Extracted entries
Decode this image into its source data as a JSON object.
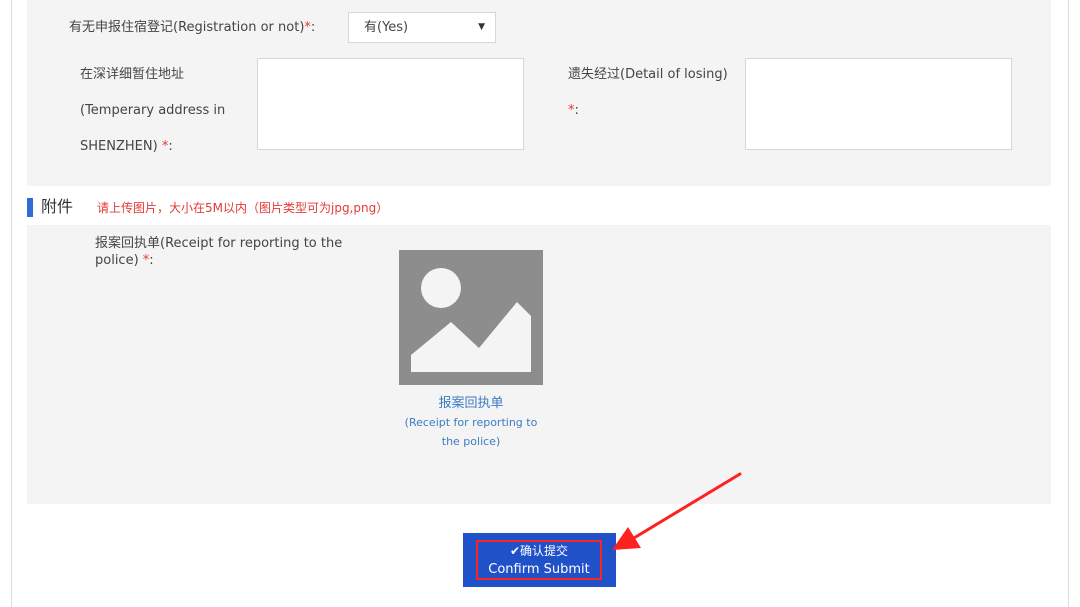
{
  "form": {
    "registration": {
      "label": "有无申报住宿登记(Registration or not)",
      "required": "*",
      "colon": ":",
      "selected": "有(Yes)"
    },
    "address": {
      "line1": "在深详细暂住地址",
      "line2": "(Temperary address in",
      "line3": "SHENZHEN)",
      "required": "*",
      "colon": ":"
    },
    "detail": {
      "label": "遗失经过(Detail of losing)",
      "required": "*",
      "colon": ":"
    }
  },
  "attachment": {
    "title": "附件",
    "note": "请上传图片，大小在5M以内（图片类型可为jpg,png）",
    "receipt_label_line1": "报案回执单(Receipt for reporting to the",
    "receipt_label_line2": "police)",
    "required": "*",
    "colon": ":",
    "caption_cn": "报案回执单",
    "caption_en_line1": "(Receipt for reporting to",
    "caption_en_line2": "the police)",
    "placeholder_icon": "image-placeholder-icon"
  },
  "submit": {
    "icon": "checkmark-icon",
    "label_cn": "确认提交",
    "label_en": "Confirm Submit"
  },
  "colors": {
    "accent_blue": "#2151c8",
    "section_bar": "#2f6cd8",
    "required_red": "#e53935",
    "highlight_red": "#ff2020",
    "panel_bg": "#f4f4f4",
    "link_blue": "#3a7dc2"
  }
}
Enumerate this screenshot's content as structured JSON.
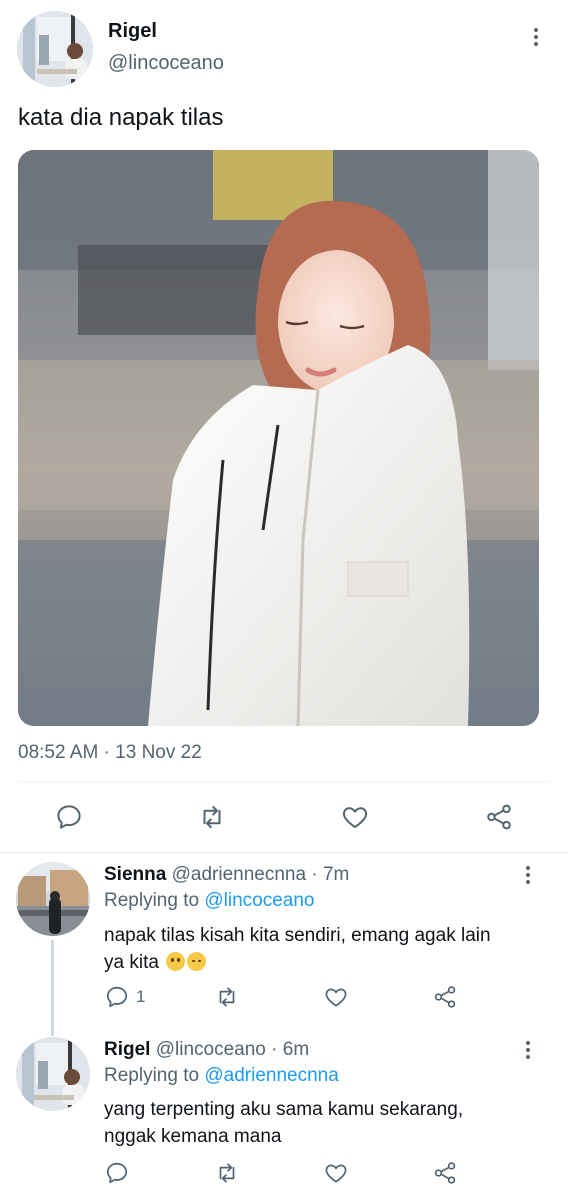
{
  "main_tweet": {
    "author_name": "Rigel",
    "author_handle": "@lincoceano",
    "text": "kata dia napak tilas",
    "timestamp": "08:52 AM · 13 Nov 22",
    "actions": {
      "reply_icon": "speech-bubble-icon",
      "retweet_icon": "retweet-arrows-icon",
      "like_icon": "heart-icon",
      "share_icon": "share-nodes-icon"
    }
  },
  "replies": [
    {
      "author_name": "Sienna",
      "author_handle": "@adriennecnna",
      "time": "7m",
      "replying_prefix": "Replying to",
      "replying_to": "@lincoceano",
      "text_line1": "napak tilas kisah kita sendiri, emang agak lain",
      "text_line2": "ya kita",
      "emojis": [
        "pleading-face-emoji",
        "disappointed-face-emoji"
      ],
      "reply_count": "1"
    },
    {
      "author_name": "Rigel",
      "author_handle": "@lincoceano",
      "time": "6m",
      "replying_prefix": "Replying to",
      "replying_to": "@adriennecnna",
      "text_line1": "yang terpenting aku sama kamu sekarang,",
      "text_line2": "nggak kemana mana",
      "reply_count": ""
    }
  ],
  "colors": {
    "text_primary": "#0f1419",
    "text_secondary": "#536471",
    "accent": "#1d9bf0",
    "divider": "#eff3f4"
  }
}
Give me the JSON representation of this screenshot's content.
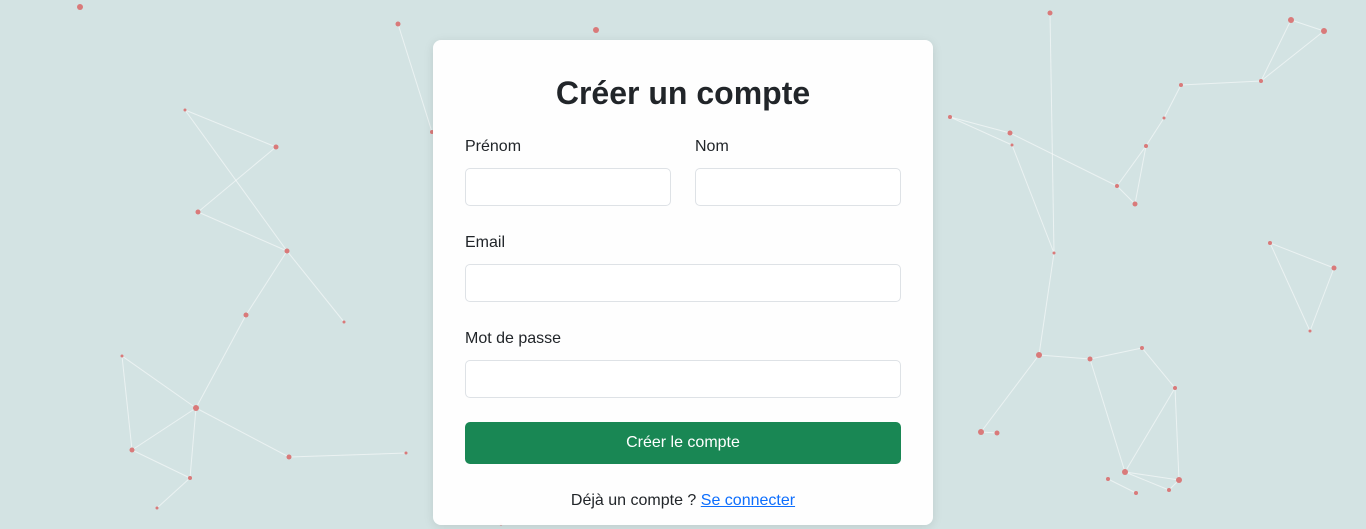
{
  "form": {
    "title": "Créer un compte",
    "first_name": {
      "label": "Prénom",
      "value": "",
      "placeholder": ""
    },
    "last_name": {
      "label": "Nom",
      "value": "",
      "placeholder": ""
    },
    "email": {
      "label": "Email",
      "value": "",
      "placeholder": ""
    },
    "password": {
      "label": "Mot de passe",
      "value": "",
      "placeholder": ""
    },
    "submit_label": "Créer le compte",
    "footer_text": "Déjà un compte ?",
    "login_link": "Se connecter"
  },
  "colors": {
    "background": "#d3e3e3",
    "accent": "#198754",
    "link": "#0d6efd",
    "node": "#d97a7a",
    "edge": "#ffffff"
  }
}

Task objective
Quote the listing above in full, except for the pictures.

Reply
Decode this image into its source data as a JSON object.
{
  "form": {
    "registration": {
      "label": "有无申报住宿登记(Registration or not)",
      "required": "*",
      "colon": ":",
      "selected": "有(Yes)"
    },
    "address": {
      "line1": "在深详细暂住地址",
      "line2": "(Temperary address in",
      "line3": "SHENZHEN)",
      "required": "*",
      "colon": ":"
    },
    "detail": {
      "label": "遗失经过(Detail of losing)",
      "required": "*",
      "colon": ":"
    }
  },
  "attachment": {
    "title": "附件",
    "note": "请上传图片，大小在5M以内（图片类型可为jpg,png）",
    "receipt_label_line1": "报案回执单(Receipt for reporting to the",
    "receipt_label_line2": "police)",
    "required": "*",
    "colon": ":",
    "caption_cn": "报案回执单",
    "caption_en_line1": "(Receipt for reporting to",
    "caption_en_line2": "the police)",
    "placeholder_icon": "image-placeholder-icon"
  },
  "submit": {
    "icon": "checkmark-icon",
    "label_cn": "确认提交",
    "label_en": "Confirm Submit"
  },
  "colors": {
    "accent_blue": "#2151c8",
    "section_bar": "#2f6cd8",
    "required_red": "#e53935",
    "highlight_red": "#ff2020",
    "panel_bg": "#f4f4f4",
    "link_blue": "#3a7dc2"
  }
}
Enumerate this screenshot's content as structured JSON.
{
  "main_tweet": {
    "author_name": "Rigel",
    "author_handle": "@lincoceano",
    "text": "kata dia napak tilas",
    "timestamp": "08:52 AM · 13 Nov 22",
    "actions": {
      "reply_icon": "speech-bubble-icon",
      "retweet_icon": "retweet-arrows-icon",
      "like_icon": "heart-icon",
      "share_icon": "share-nodes-icon"
    }
  },
  "replies": [
    {
      "author_name": "Sienna",
      "author_handle": "@adriennecnna",
      "time": "7m",
      "replying_prefix": "Replying to",
      "replying_to": "@lincoceano",
      "text_line1": "napak tilas kisah kita sendiri, emang agak lain",
      "text_line2": "ya kita",
      "emojis": [
        "pleading-face-emoji",
        "disappointed-face-emoji"
      ],
      "reply_count": "1"
    },
    {
      "author_name": "Rigel",
      "author_handle": "@lincoceano",
      "time": "6m",
      "replying_prefix": "Replying to",
      "replying_to": "@adriennecnna",
      "text_line1": "yang terpenting aku sama kamu sekarang,",
      "text_line2": "nggak kemana mana",
      "reply_count": ""
    }
  ],
  "colors": {
    "text_primary": "#0f1419",
    "text_secondary": "#536471",
    "accent": "#1d9bf0",
    "divider": "#eff3f4"
  }
}
Give me the JSON representation of this screenshot's content.
{
  "form": {
    "title": "Créer un compte",
    "first_name": {
      "label": "Prénom",
      "value": "",
      "placeholder": ""
    },
    "last_name": {
      "label": "Nom",
      "value": "",
      "placeholder": ""
    },
    "email": {
      "label": "Email",
      "value": "",
      "placeholder": ""
    },
    "password": {
      "label": "Mot de passe",
      "value": "",
      "placeholder": ""
    },
    "submit_label": "Créer le compte",
    "footer_text": "Déjà un compte ?",
    "login_link": "Se connecter"
  },
  "colors": {
    "background": "#d3e3e3",
    "accent": "#198754",
    "link": "#0d6efd",
    "node": "#d97a7a",
    "edge": "#ffffff"
  }
}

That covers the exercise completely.